[begin Data in this exercise]

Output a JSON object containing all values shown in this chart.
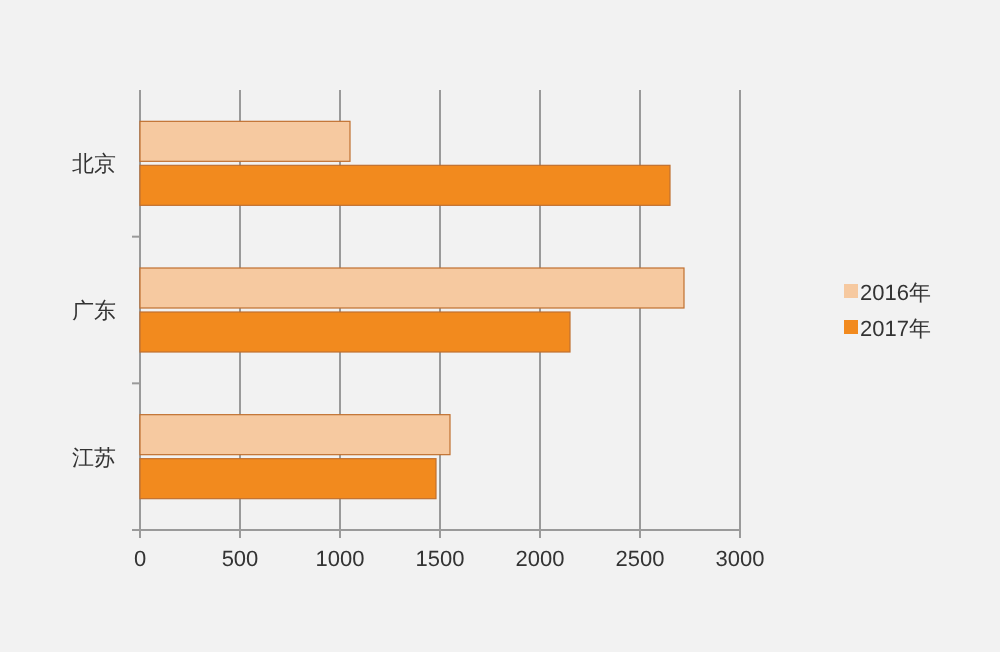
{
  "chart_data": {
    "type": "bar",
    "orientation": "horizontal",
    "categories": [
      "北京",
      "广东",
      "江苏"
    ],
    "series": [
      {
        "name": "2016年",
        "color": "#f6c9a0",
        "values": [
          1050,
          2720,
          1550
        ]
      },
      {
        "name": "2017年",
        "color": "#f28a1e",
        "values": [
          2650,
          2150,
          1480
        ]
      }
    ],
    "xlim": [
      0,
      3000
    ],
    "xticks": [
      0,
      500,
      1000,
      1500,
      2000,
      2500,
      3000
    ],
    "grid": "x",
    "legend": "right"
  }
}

[end Data in this exercise]

Written task -
Give the data above again in full and unchanged, skipping the pictures.

Task output -
Output a JSON object containing all values shown in this chart.
{
  "chart_data": {
    "type": "bar",
    "orientation": "horizontal",
    "categories": [
      "北京",
      "广东",
      "江苏"
    ],
    "series": [
      {
        "name": "2016年",
        "color": "#f6c9a0",
        "values": [
          1050,
          2720,
          1550
        ]
      },
      {
        "name": "2017年",
        "color": "#f28a1e",
        "values": [
          2650,
          2150,
          1480
        ]
      }
    ],
    "xlim": [
      0,
      3000
    ],
    "xticks": [
      0,
      500,
      1000,
      1500,
      2000,
      2500,
      3000
    ],
    "grid": "x",
    "legend": "right"
  }
}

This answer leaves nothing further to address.